**EXERCISE TASK**. Look over the lines below. Report each one that includes the string "normal".

**DATA TO USE**.
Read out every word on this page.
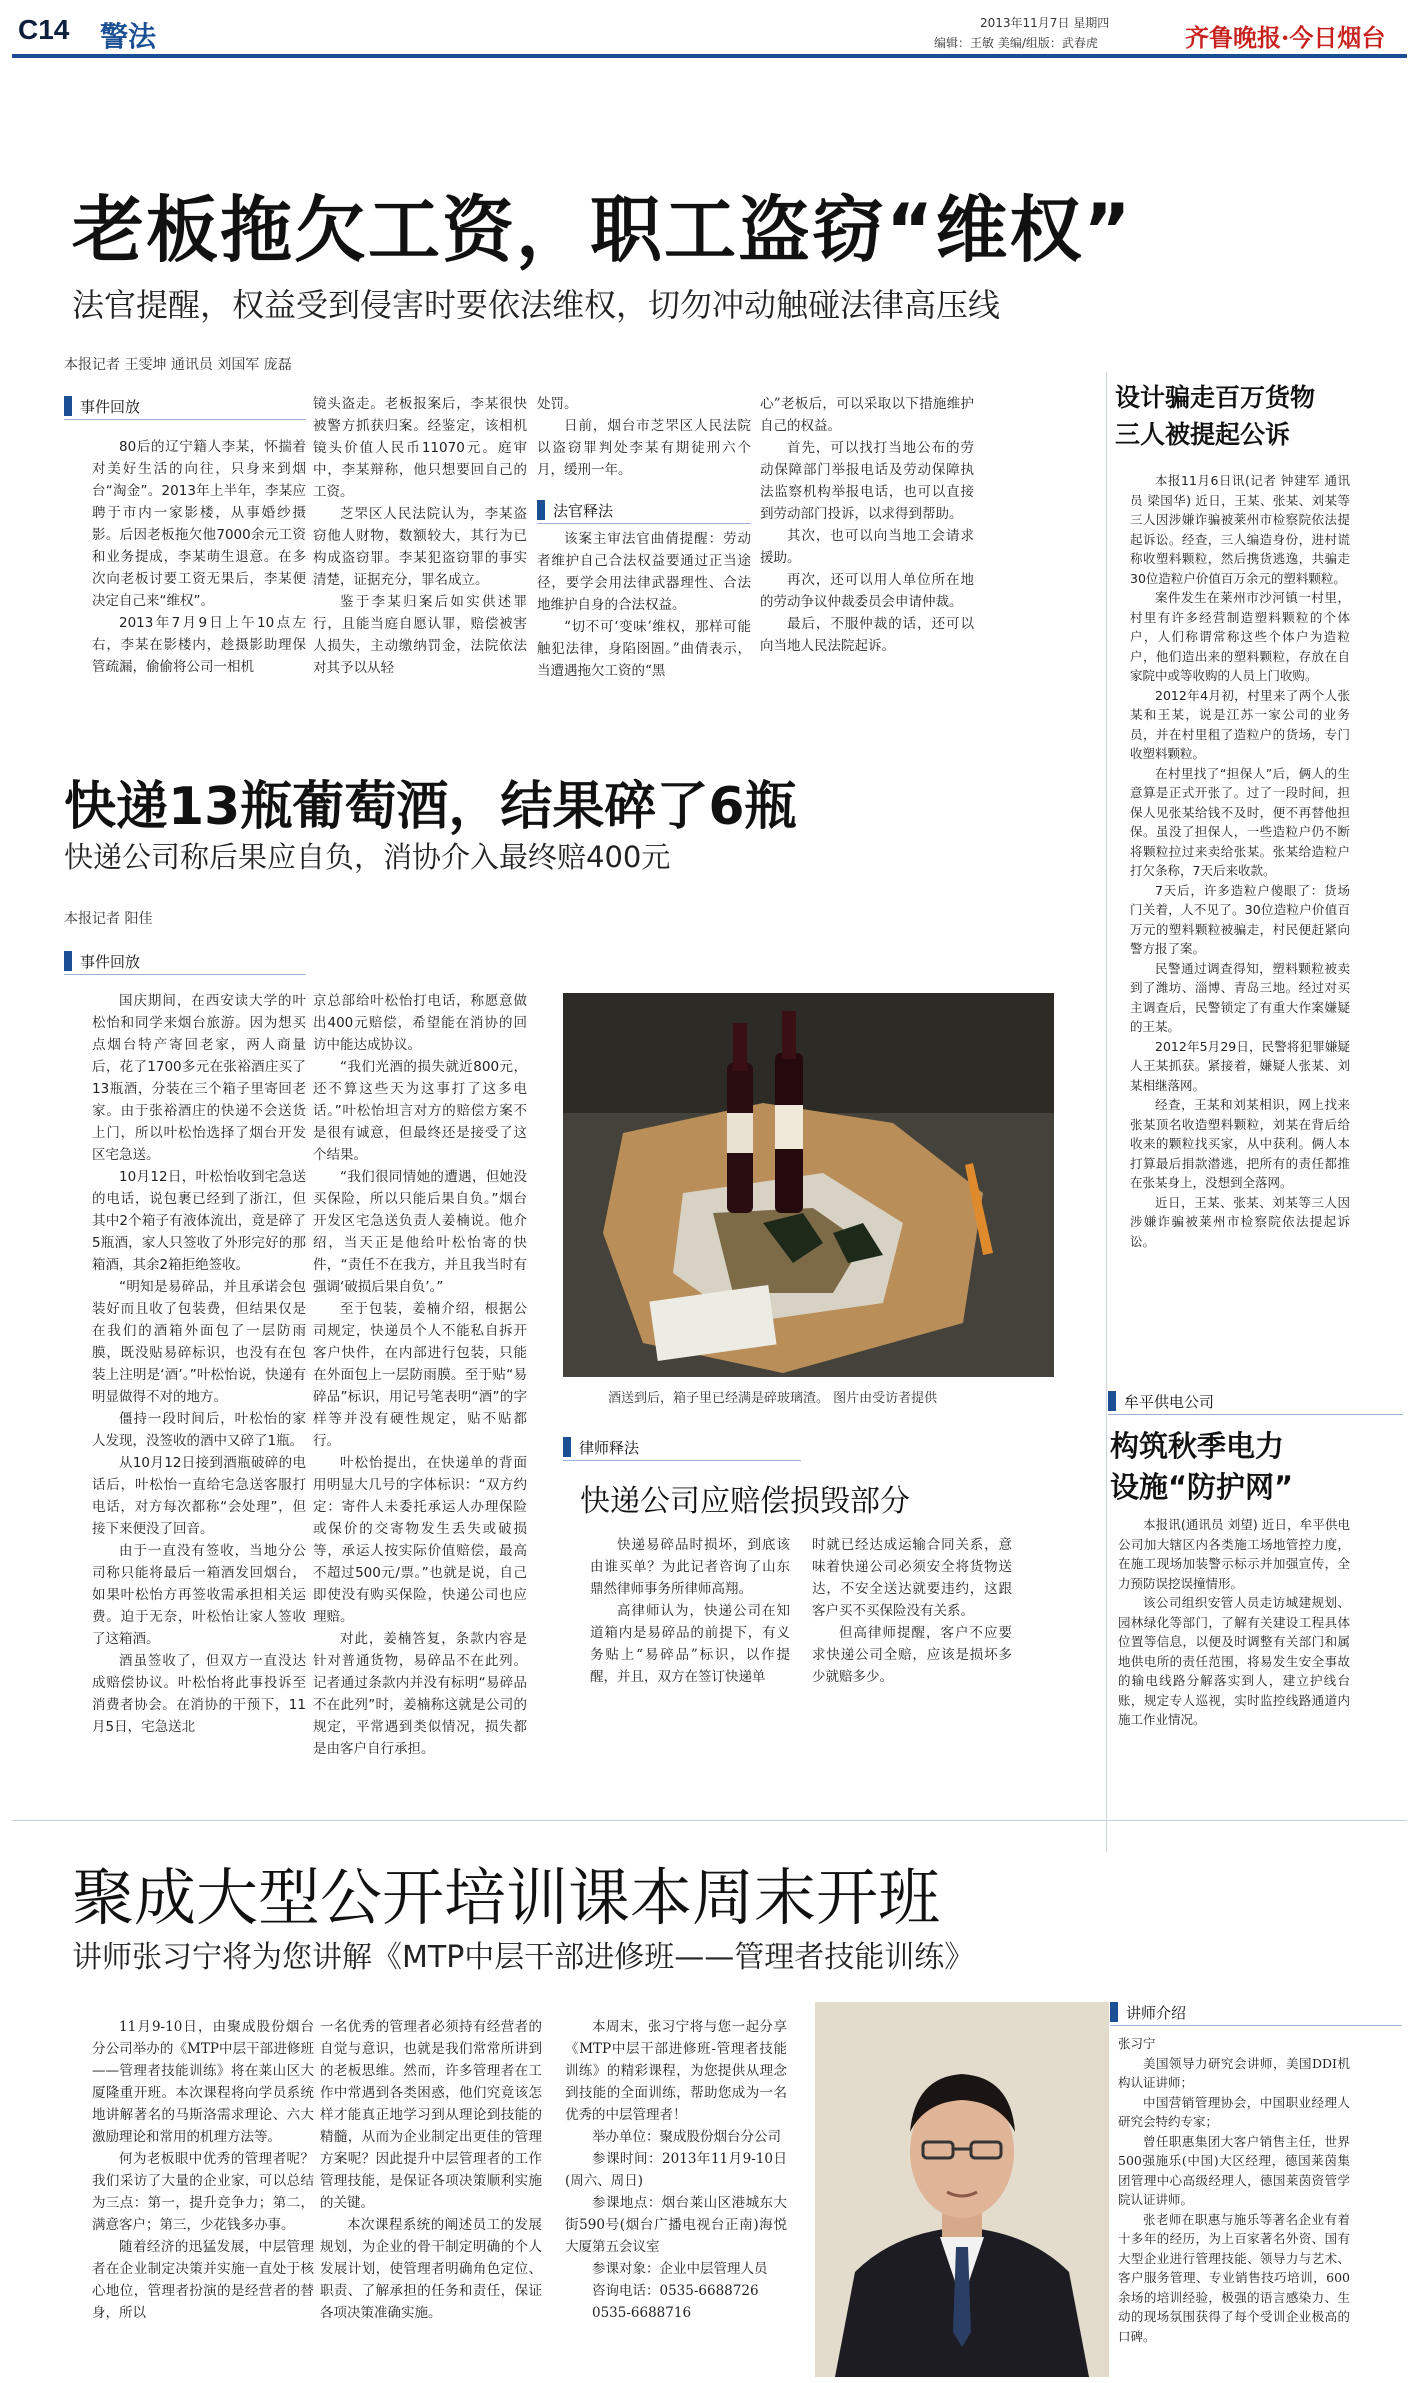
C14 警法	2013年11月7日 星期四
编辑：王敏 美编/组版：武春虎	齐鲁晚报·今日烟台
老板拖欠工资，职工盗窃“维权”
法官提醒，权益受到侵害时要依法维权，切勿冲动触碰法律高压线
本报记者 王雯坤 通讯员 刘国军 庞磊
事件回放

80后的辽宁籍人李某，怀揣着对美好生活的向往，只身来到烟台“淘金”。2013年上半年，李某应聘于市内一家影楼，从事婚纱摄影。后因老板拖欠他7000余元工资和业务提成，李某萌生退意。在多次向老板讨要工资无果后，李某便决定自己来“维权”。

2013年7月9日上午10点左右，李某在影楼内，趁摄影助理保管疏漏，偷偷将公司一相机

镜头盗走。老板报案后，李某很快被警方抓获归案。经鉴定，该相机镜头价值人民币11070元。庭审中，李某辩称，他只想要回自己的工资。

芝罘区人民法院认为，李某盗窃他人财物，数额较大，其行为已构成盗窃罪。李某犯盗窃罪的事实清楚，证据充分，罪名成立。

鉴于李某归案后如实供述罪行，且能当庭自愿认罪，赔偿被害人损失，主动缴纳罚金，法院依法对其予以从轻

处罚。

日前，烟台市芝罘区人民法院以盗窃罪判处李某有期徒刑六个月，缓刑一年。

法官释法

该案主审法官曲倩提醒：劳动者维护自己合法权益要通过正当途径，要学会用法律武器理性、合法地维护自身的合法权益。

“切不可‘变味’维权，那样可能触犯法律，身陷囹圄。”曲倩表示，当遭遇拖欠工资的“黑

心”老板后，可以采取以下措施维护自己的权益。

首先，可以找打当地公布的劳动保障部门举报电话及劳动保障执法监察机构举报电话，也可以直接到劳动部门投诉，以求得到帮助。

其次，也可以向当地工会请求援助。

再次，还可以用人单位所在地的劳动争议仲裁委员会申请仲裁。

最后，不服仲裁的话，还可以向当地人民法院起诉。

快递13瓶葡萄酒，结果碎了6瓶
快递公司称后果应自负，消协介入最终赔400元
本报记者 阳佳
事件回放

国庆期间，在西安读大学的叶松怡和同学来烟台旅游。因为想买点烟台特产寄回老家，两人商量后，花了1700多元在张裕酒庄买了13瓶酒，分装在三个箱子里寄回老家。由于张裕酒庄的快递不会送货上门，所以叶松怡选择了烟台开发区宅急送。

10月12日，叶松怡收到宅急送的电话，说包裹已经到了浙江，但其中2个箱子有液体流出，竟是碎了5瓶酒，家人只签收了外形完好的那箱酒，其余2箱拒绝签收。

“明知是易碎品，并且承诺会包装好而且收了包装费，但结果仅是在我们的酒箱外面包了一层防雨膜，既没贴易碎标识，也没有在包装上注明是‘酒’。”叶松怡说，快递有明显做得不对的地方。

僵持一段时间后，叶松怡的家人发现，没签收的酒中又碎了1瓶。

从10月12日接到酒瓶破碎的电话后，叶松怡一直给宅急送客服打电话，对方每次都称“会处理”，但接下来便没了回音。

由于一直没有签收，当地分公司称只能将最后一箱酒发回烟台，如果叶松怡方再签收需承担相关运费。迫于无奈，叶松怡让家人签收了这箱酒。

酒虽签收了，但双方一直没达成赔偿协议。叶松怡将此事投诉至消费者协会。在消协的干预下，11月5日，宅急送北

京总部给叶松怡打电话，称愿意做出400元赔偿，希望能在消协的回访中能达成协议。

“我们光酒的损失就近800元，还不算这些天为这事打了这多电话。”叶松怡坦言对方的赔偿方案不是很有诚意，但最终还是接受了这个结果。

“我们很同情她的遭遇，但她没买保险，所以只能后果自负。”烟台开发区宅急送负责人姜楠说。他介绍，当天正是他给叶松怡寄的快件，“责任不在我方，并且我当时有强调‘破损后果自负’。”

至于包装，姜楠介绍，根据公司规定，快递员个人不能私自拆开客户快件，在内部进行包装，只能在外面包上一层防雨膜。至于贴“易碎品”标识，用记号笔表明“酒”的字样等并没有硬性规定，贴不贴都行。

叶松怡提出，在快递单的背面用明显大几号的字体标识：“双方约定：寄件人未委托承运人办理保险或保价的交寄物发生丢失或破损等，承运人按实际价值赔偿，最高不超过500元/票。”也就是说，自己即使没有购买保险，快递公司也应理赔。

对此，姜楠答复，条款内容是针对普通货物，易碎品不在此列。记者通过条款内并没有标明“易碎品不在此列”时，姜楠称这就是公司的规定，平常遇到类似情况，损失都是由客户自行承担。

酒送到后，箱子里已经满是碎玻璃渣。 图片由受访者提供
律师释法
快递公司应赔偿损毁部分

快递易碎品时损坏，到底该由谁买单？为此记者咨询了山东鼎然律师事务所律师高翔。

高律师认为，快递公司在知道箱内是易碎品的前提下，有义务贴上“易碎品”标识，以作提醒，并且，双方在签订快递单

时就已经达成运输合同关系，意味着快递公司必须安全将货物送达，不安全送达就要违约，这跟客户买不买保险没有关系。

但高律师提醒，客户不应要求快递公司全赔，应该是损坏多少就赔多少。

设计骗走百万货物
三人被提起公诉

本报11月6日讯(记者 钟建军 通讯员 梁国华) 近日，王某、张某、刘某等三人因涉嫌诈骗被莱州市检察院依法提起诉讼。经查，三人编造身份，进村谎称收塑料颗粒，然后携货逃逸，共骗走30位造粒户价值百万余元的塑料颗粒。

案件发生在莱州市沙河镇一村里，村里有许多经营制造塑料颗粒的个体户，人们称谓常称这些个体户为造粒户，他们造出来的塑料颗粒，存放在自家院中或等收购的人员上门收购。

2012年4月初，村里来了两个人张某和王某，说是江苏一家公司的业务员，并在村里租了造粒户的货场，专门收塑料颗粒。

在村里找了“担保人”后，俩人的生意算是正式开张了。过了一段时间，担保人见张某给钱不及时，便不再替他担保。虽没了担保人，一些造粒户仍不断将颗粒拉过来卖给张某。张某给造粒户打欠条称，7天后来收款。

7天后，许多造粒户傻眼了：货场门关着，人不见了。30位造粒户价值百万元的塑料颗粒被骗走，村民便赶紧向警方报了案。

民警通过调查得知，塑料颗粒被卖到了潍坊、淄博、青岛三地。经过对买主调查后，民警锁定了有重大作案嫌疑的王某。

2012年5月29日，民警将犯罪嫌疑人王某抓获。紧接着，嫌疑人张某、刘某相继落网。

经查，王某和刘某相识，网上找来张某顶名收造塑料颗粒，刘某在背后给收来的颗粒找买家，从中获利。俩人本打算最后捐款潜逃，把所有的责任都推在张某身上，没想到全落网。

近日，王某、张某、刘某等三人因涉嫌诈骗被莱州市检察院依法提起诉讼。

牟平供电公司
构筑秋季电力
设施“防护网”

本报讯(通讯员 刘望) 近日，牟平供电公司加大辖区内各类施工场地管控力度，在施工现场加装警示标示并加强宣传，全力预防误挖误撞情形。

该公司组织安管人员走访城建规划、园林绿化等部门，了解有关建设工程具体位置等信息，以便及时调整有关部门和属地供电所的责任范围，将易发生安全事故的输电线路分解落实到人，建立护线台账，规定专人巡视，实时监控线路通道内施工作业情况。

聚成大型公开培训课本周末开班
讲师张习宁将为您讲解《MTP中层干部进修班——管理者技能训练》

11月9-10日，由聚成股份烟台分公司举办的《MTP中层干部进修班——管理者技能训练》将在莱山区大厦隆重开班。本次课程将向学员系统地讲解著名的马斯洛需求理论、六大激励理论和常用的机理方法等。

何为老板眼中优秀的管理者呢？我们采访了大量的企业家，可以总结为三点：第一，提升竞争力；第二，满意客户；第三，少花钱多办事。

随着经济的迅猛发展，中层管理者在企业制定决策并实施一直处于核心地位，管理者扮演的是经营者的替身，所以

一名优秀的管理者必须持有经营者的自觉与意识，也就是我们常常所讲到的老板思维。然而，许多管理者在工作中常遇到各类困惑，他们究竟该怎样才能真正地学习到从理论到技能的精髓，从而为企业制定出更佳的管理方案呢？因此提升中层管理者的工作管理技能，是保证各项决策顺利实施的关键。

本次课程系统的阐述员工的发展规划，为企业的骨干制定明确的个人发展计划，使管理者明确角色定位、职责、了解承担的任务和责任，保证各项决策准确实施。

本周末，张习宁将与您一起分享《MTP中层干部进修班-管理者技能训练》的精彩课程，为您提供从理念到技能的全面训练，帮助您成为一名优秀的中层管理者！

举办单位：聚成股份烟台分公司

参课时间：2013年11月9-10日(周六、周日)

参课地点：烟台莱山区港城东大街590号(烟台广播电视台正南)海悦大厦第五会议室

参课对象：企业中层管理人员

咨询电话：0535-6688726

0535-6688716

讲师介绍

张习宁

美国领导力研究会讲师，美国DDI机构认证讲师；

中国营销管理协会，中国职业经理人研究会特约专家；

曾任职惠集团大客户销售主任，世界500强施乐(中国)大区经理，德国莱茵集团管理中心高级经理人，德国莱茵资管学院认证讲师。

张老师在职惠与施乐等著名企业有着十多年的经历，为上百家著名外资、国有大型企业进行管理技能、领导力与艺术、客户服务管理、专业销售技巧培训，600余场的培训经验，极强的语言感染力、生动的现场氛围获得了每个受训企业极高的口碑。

==

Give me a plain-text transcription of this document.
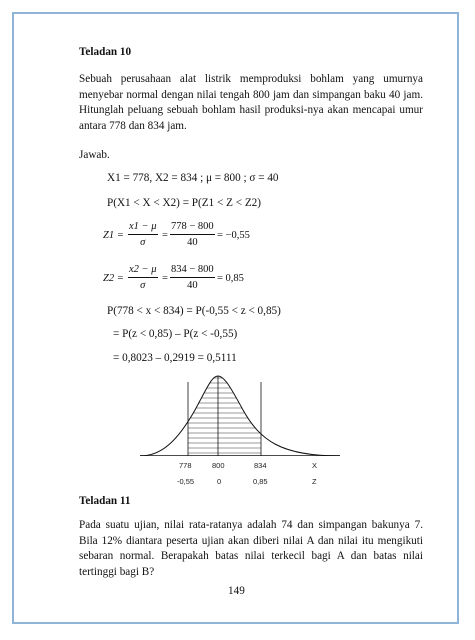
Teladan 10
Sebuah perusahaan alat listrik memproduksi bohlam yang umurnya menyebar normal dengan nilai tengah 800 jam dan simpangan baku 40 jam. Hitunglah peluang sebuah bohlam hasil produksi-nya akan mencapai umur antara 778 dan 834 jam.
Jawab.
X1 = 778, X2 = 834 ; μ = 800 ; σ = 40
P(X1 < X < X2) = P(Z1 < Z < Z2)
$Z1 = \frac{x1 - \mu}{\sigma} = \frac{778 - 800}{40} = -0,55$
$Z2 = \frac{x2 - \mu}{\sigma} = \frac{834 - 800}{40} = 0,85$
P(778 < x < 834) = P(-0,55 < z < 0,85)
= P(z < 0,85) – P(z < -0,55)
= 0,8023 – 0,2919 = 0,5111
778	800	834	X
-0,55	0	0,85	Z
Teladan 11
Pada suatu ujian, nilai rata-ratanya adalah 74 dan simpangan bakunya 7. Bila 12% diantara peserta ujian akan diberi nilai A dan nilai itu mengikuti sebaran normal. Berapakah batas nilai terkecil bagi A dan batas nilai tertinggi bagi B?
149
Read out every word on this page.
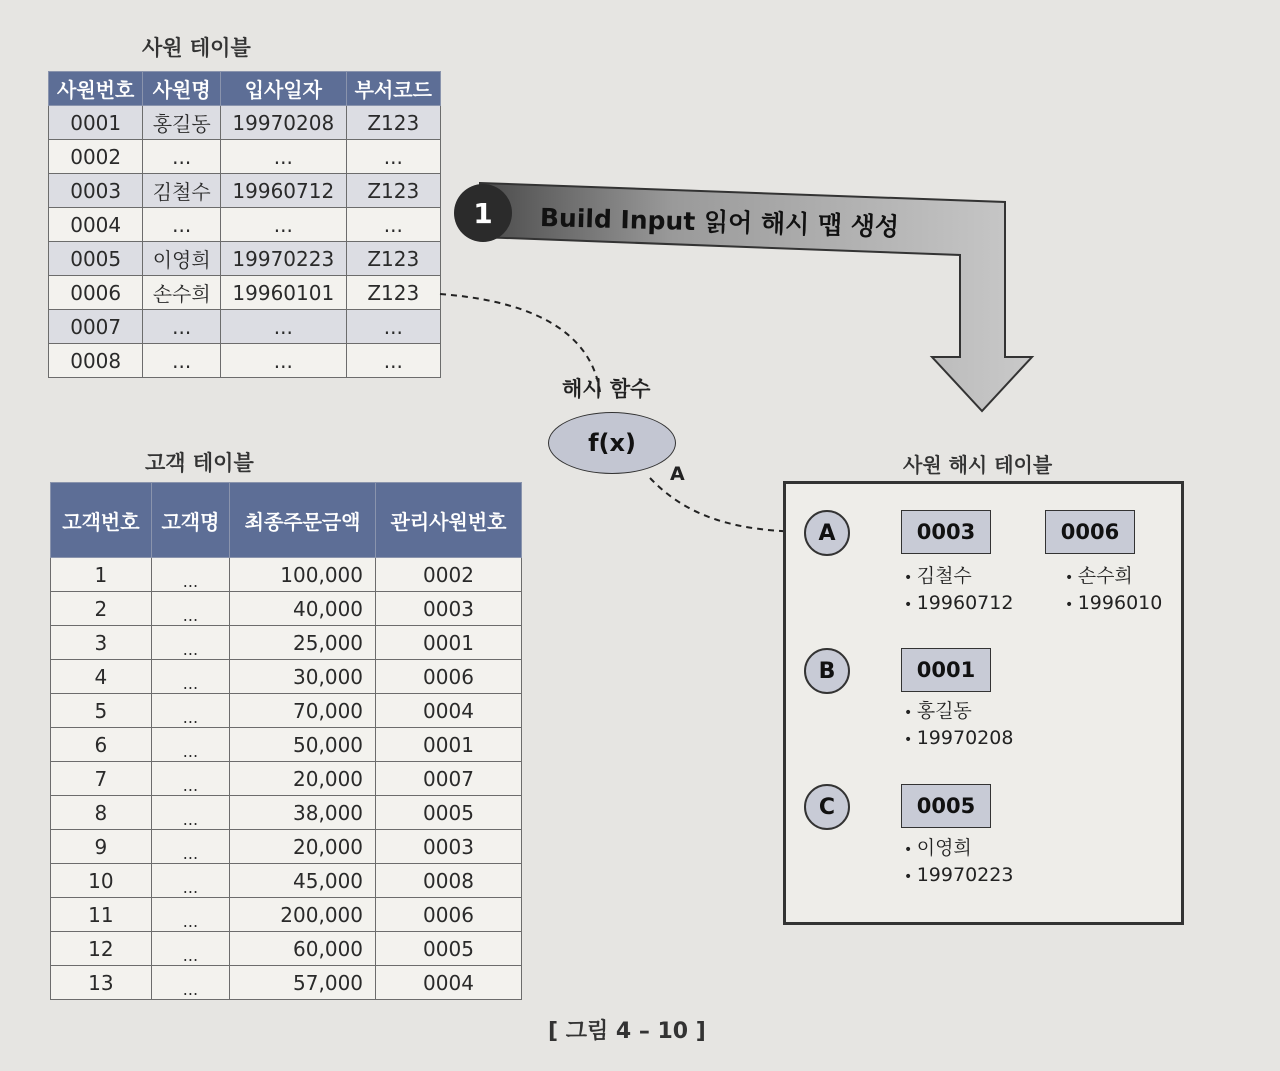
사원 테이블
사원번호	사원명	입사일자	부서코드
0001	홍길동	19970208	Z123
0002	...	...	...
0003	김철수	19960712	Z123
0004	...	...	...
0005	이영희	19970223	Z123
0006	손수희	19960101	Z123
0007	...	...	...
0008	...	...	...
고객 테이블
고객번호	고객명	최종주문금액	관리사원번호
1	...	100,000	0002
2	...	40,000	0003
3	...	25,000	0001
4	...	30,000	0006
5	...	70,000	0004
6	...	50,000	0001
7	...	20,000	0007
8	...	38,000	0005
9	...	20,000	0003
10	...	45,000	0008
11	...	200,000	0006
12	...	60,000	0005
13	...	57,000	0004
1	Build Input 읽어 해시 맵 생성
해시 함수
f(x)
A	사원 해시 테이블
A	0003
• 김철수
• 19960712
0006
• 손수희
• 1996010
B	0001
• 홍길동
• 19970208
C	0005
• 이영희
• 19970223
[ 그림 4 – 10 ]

**EXERCISE ANSWER**.
Sebuah perusahaan alat listrik memproduksi bohlam yang umurnya menyebar normal dengan nilai tengah 800 jam dan simpangan baku 40 jam. Hitunglah peluang sebuah bohlam hasil produksi-nya akan mencapai umur antara 778 dan 834 jam.
Pada suatu ujian, nilai rata-ratanya adalah 74 dan simpangan bakunya 7. Bila 12% diantara peserta ujian akan diberi nilai A dan nilai itu mengikuti sebaran normal. Berapakah batas nilai terkecil bagi A dan batas nilai tertinggi bagi B?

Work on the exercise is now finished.